— Begin Records shown —
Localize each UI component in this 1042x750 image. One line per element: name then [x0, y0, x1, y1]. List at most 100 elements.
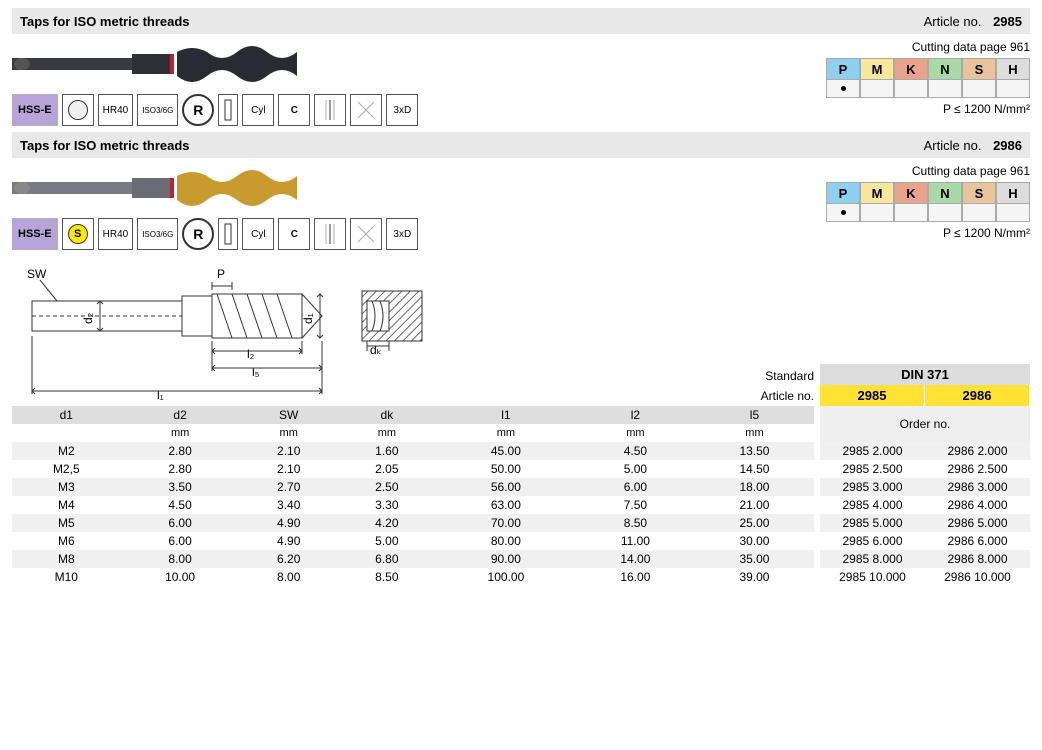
cross-icon: [350, 218, 382, 250]
material-dots: [826, 80, 1030, 98]
material-M: M: [860, 58, 894, 80]
material-H: H: [996, 182, 1030, 204]
col-dk: dk: [338, 406, 436, 424]
material-S: S: [962, 182, 996, 204]
material-N: N: [928, 182, 962, 204]
cyl-icon: Cyl: [242, 218, 274, 250]
product-row-2986: HSS-E HR40 ISO3/6G R Cyl C 3xD Cutting d…: [12, 164, 1030, 250]
material-dot-H: [996, 204, 1030, 222]
order-row: 2985 2.0002986 2.000: [820, 442, 1030, 460]
cutting-page: Cutting data page 961: [826, 164, 1030, 178]
material-dot-N: [928, 204, 962, 222]
material-H: H: [996, 58, 1030, 80]
order-body: 2985 2.0002986 2.0002985 2.5002986 2.500…: [820, 442, 1030, 586]
material-dot-K: [894, 204, 928, 222]
cyl-icon: Cyl: [242, 94, 274, 126]
depth-icon: 3xD: [386, 218, 418, 250]
material-dots: [826, 204, 1030, 222]
steam-icon: [62, 94, 94, 126]
material-K: K: [894, 182, 928, 204]
flute-icon: [314, 218, 346, 250]
col-d2: d2: [121, 406, 240, 424]
material-dot-P: [826, 80, 860, 98]
material-dot-K: [894, 80, 928, 98]
article-no: Article no. 2985: [924, 14, 1022, 29]
order-row: 2985 10.0002986 10.000: [820, 568, 1030, 586]
hr40-icon: HR40: [98, 94, 134, 126]
col-l5: l5: [695, 406, 814, 424]
order-header: Order no.: [820, 406, 1030, 442]
svg-text:l₂: l₂: [247, 347, 255, 361]
order-row: 2985 6.0002986 6.000: [820, 532, 1030, 550]
table-row: M88.006.206.8090.0014.0035.00: [12, 550, 814, 568]
article-label: Article no.: [700, 386, 820, 406]
side-labels: Standard Article no.: [700, 366, 820, 406]
standard-label: Standard: [700, 366, 820, 386]
icon-strip: HSS-E HR40 ISO3/6G R Cyl C 3xD: [12, 94, 418, 126]
svg-text:P: P: [217, 267, 225, 281]
material-dot-H: [996, 80, 1030, 98]
cross-icon: [350, 94, 382, 126]
svg-text:SW: SW: [27, 267, 47, 281]
table-row: M44.503.403.3063.007.5021.00: [12, 496, 814, 514]
material-N: N: [928, 58, 962, 80]
order-row: 2985 2.5002986 2.500: [820, 460, 1030, 478]
dimension-diagram: SW P d₂ d₁ dₖ l₂ l₅ l₁: [12, 256, 432, 406]
condition: P ≤ 1200 N/mm²: [826, 102, 1030, 116]
order-row: 2985 3.0002986 3.000: [820, 478, 1030, 496]
material-K: K: [894, 58, 928, 80]
material-dot-N: [928, 80, 962, 98]
condition: P ≤ 1200 N/mm²: [826, 226, 1030, 240]
r-icon: R: [182, 218, 214, 250]
din-header: DIN 371: [820, 364, 1030, 385]
svg-text:l₁: l₁: [157, 388, 164, 402]
depth-icon: 3xD: [386, 94, 418, 126]
svg-text:dₖ: dₖ: [370, 343, 382, 357]
col-l2: l2: [576, 406, 695, 424]
tin-icon: [62, 218, 94, 250]
title-bar-2985: Taps for ISO metric threads Article no. …: [12, 8, 1030, 34]
col-l1: l1: [436, 406, 576, 424]
table-row: M22.802.101.6045.004.5013.50: [12, 442, 814, 460]
c-icon: C: [278, 218, 310, 250]
material-S: S: [962, 58, 996, 80]
article-no: Article no. 2986: [924, 138, 1022, 153]
material-dot-M: [860, 204, 894, 222]
svg-text:l₅: l₅: [252, 365, 260, 379]
material-grid: PMKNSH: [826, 182, 1030, 204]
order-row: 2985 4.0002986 4.000: [820, 496, 1030, 514]
catalog-page: Taps for ISO metric threads Article no. …: [0, 0, 1042, 594]
iso-icon: ISO3/6G: [137, 218, 178, 250]
product-title: Taps for ISO metric threads: [20, 14, 190, 29]
material-grid: PMKNSH: [826, 58, 1030, 80]
order-row: 2985 5.0002986 5.000: [820, 514, 1030, 532]
hsse-badge: HSS-E: [12, 218, 58, 250]
table-row: M2,52.802.102.0550.005.0014.50: [12, 460, 814, 478]
product-title: Taps for ISO metric threads: [20, 138, 190, 153]
hsse-badge: HSS-E: [12, 94, 58, 126]
c-icon: C: [278, 94, 310, 126]
material-P: P: [826, 182, 860, 204]
col-d1: d1: [12, 406, 121, 424]
r-icon: R: [182, 94, 214, 126]
title-bar-2986: Taps for ISO metric threads Article no. …: [12, 132, 1030, 158]
material-dot-M: [860, 80, 894, 98]
product-row-2985: HSS-E HR40 ISO3/6G R Cyl C 3xD Cutting d…: [12, 40, 1030, 126]
material-dot-P: [826, 204, 860, 222]
cutting-page: Cutting data page 961: [826, 40, 1030, 54]
material-dot-S: [962, 204, 996, 222]
hr40-icon: HR40: [98, 218, 134, 250]
table-row: M1010.008.008.50100.0016.0039.00: [12, 568, 814, 586]
spec-table-wrap: d1d2SWdkl1l2l5 mmmmmmmmmmmm M22.802.101.…: [12, 406, 1030, 586]
shank-icon: [218, 218, 238, 250]
table-row: M56.004.904.2070.008.5025.00: [12, 514, 814, 532]
col-SW: SW: [240, 406, 338, 424]
flute-icon: [314, 94, 346, 126]
svg-text:d₁: d₁: [301, 313, 315, 324]
material-M: M: [860, 182, 894, 204]
table-row: M66.004.905.0080.0011.0030.00: [12, 532, 814, 550]
tap-image-dark: [12, 40, 332, 88]
shank-icon: [218, 94, 238, 126]
iso-icon: ISO3/6G: [137, 94, 178, 126]
article-columns: 2985 2986: [820, 385, 1030, 406]
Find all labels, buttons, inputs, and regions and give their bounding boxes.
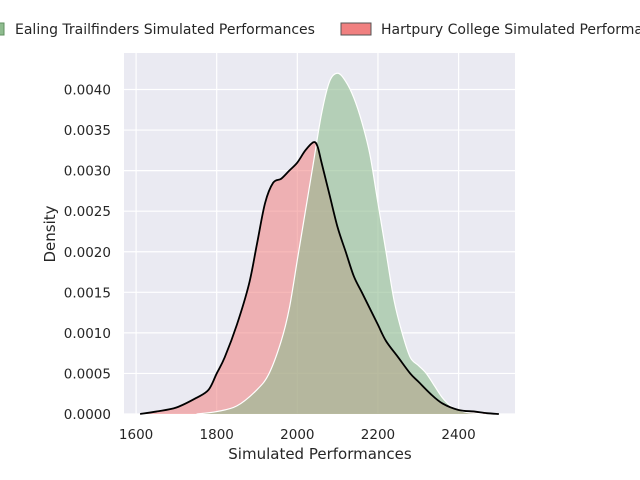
y-tick-label: 0.0005 <box>64 366 111 382</box>
legend-label-ealing: Ealing Trailfinders Simulated Performanc… <box>15 22 315 38</box>
y-tick-label: 0.0015 <box>64 285 111 301</box>
legend-label-hartpury: Hartpury College Simulated Performances <box>381 22 640 38</box>
y-tick-label: 0.0040 <box>64 83 111 99</box>
x-tick-label: 2400 <box>441 427 475 443</box>
y-axis-label: Density <box>41 205 59 262</box>
y-tick-label: 0.0030 <box>64 164 111 180</box>
x-tick-label: 1600 <box>119 427 153 443</box>
axis-ticks: 1600 1800 2000 2200 2400 0.0000 0.0005 0.0010 0.… <box>64 83 476 443</box>
y-tick-label: 0.0025 <box>64 204 111 220</box>
density-series <box>139 72 499 415</box>
legend-swatch-hartpury <box>340 22 372 36</box>
x-axis-label: Simulated Performances <box>228 445 412 463</box>
ealing-density-area <box>196 73 483 414</box>
y-tick-label: 0.0010 <box>64 326 111 342</box>
legend-swatch-ealing <box>0 22 5 36</box>
x-tick-label: 1800 <box>200 427 234 443</box>
hartpury-density-line <box>139 141 499 415</box>
legend: Ealing Trailfinders Simulated Performanc… <box>0 22 640 38</box>
ealing-density-line <box>196 72 483 415</box>
y-tick-label: 0.0020 <box>64 245 111 261</box>
x-tick-label: 2000 <box>280 427 314 443</box>
x-tick-label: 2200 <box>361 427 395 443</box>
y-tick-label: 0.0035 <box>64 123 111 139</box>
y-tick-label: 0.0000 <box>64 407 111 423</box>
— End Records shown —
Goal:
Copy all of the lines above with every "y-tick-label" changed to "y-axis-tick" and nothing else altered, leaving out the pictures.

Written response:
Localize each UI component in this 1042x750 image. One line per element: name then [x0, y0, x1, y1]. List at most 100 elements.
cross-icon: [350, 218, 382, 250]
material-dots: [826, 80, 1030, 98]
material-M: M: [860, 58, 894, 80]
material-H: H: [996, 182, 1030, 204]
col-dk: dk: [338, 406, 436, 424]
material-S: S: [962, 182, 996, 204]
material-N: N: [928, 182, 962, 204]
cyl-icon: Cyl: [242, 218, 274, 250]
product-row-2986: HSS-E HR40 ISO3/6G R Cyl C 3xD Cutting d…: [12, 164, 1030, 250]
material-dot-H: [996, 204, 1030, 222]
order-row: 2985 2.0002986 2.000: [820, 442, 1030, 460]
cutting-page: Cutting data page 961: [826, 164, 1030, 178]
material-dot-N: [928, 204, 962, 222]
material-H: H: [996, 58, 1030, 80]
order-body: 2985 2.0002986 2.0002985 2.5002986 2.500…: [820, 442, 1030, 586]
material-dot-K: [894, 204, 928, 222]
cyl-icon: Cyl: [242, 94, 274, 126]
depth-icon: 3xD: [386, 218, 418, 250]
material-dots: [826, 204, 1030, 222]
steam-icon: [62, 94, 94, 126]
material-K: K: [894, 182, 928, 204]
flute-icon: [314, 218, 346, 250]
col-d2: d2: [121, 406, 240, 424]
material-dot-P: [826, 80, 860, 98]
material-dot-K: [894, 80, 928, 98]
article-no: Article no. 2985: [924, 14, 1022, 29]
order-row: 2985 10.0002986 10.000: [820, 568, 1030, 586]
hr40-icon: HR40: [98, 94, 134, 126]
col-l5: l5: [695, 406, 814, 424]
order-header: Order no.: [820, 406, 1030, 442]
svg-text:l₂: l₂: [247, 347, 255, 361]
order-row: 2985 6.0002986 6.000: [820, 532, 1030, 550]
table-row: M88.006.206.8090.0014.0035.00: [12, 550, 814, 568]
article-label: Article no.: [700, 386, 820, 406]
side-labels: Standard Article no.: [700, 366, 820, 406]
standard-label: Standard: [700, 366, 820, 386]
icon-strip: HSS-E HR40 ISO3/6G R Cyl C 3xD: [12, 94, 418, 126]
svg-text:P: P: [217, 267, 225, 281]
material-dot-H: [996, 80, 1030, 98]
cross-icon: [350, 94, 382, 126]
svg-text:SW: SW: [27, 267, 47, 281]
table-row: M44.503.403.3063.007.5021.00: [12, 496, 814, 514]
material-N: N: [928, 58, 962, 80]
order-row: 2985 2.5002986 2.500: [820, 460, 1030, 478]
dimension-diagram: SW P d₂ d₁ dₖ l₂ l₅ l₁: [12, 256, 432, 406]
condition: P ≤ 1200 N/mm²: [826, 102, 1030, 116]
order-row: 2985 3.0002986 3.000: [820, 478, 1030, 496]
material-K: K: [894, 58, 928, 80]
material-dot-N: [928, 80, 962, 98]
condition: P ≤ 1200 N/mm²: [826, 226, 1030, 240]
r-icon: R: [182, 218, 214, 250]
din-header: DIN 371: [820, 364, 1030, 385]
svg-text:l₁: l₁: [157, 388, 164, 402]
depth-icon: 3xD: [386, 94, 418, 126]
svg-text:dₖ: dₖ: [370, 343, 382, 357]
col-l2: l2: [576, 406, 695, 424]
tin-icon: [62, 218, 94, 250]
title-bar-2985: Taps for ISO metric threads Article no. …: [12, 8, 1030, 34]
col-l1: l1: [436, 406, 576, 424]
table-row: M22.802.101.6045.004.5013.50: [12, 442, 814, 460]
c-icon: C: [278, 218, 310, 250]
material-S: S: [962, 58, 996, 80]
article-no: Article no. 2986: [924, 138, 1022, 153]
material-dot-M: [860, 204, 894, 222]
svg-text:l₅: l₅: [252, 365, 260, 379]
material-grid: PMKNSH: [826, 182, 1030, 204]
order-row: 2985 4.0002986 4.000: [820, 496, 1030, 514]
catalog-page: Taps for ISO metric threads Article no. …: [0, 0, 1042, 594]
iso-icon: ISO3/6G: [137, 218, 178, 250]
product-title: Taps for ISO metric threads: [20, 14, 190, 29]
material-grid: PMKNSH: [826, 58, 1030, 80]
order-row: 2985 5.0002986 5.000: [820, 514, 1030, 532]
hsse-badge: HSS-E: [12, 218, 58, 250]
table-row: M2,52.802.102.0550.005.0014.50: [12, 460, 814, 478]
product-title: Taps for ISO metric threads: [20, 138, 190, 153]
hsse-badge: HSS-E: [12, 94, 58, 126]
c-icon: C: [278, 94, 310, 126]
material-P: P: [826, 182, 860, 204]
col-d1: d1: [12, 406, 121, 424]
r-icon: R: [182, 94, 214, 126]
title-bar-2986: Taps for ISO metric threads Article no. …: [12, 132, 1030, 158]
material-dot-M: [860, 80, 894, 98]
product-row-2985: HSS-E HR40 ISO3/6G R Cyl C 3xD Cutting d…: [12, 40, 1030, 126]
material-dot-P: [826, 204, 860, 222]
cutting-page: Cutting data page 961: [826, 40, 1030, 54]
material-dot-S: [962, 204, 996, 222]
hr40-icon: HR40: [98, 218, 134, 250]
table-row: M1010.008.008.50100.0016.0039.00: [12, 568, 814, 586]
spec-table-wrap: d1d2SWdkl1l2l5 mmmmmmmmmmmm M22.802.101.…: [12, 406, 1030, 586]
shank-icon: [218, 218, 238, 250]
table-row: M56.004.904.2070.008.5025.00: [12, 514, 814, 532]
col-SW: SW: [240, 406, 338, 424]
flute-icon: [314, 94, 346, 126]
svg-text:d₁: d₁: [301, 313, 315, 324]
material-M: M: [860, 182, 894, 204]
table-row: M66.004.905.0080.0011.0030.00: [12, 532, 814, 550]
tap-image-dark: [12, 40, 332, 88]
shank-icon: [218, 94, 238, 126]
iso-icon: ISO3/6G: [137, 94, 178, 126]
article-columns: 2985 2986: [820, 385, 1030, 406]
Find all labels, buttons, inputs, and regions and give their bounding boxes.
y-axis-tick: 0.0005 <box>64 366 111 382</box>
legend-label-ealing: Ealing Trailfinders Simulated Performanc… <box>15 22 315 38</box>
y-axis-tick: 0.0015 <box>64 285 111 301</box>
legend-label-hartpury: Hartpury College Simulated Performances <box>381 22 640 38</box>
y-axis-tick: 0.0040 <box>64 83 111 99</box>
x-tick-label: 2400 <box>441 427 475 443</box>
y-axis-label: Density <box>41 205 59 262</box>
y-axis-tick: 0.0030 <box>64 164 111 180</box>
x-tick-label: 1600 <box>119 427 153 443</box>
axis-ticks: 1600 1800 2000 2200 2400 0.0000 0.0005 0.0010 0.… <box>64 83 476 443</box>
y-axis-tick: 0.0025 <box>64 204 111 220</box>
density-series <box>139 72 499 415</box>
legend-swatch-hartpury <box>340 22 372 36</box>
x-axis-label: Simulated Performances <box>228 445 412 463</box>
ealing-density-area <box>196 73 483 414</box>
y-axis-tick: 0.0010 <box>64 326 111 342</box>
legend-swatch-ealing <box>0 22 5 36</box>
x-tick-label: 1800 <box>200 427 234 443</box>
hartpury-density-line <box>139 141 499 415</box>
legend: Ealing Trailfinders Simulated Performanc… <box>0 22 640 38</box>
ealing-density-line <box>196 72 483 415</box>
y-axis-tick: 0.0020 <box>64 245 111 261</box>
x-tick-label: 2000 <box>280 427 314 443</box>
x-tick-label: 2200 <box>361 427 395 443</box>
y-axis-tick: 0.0035 <box>64 123 111 139</box>
y-axis-tick: 0.0000 <box>64 407 111 423</box>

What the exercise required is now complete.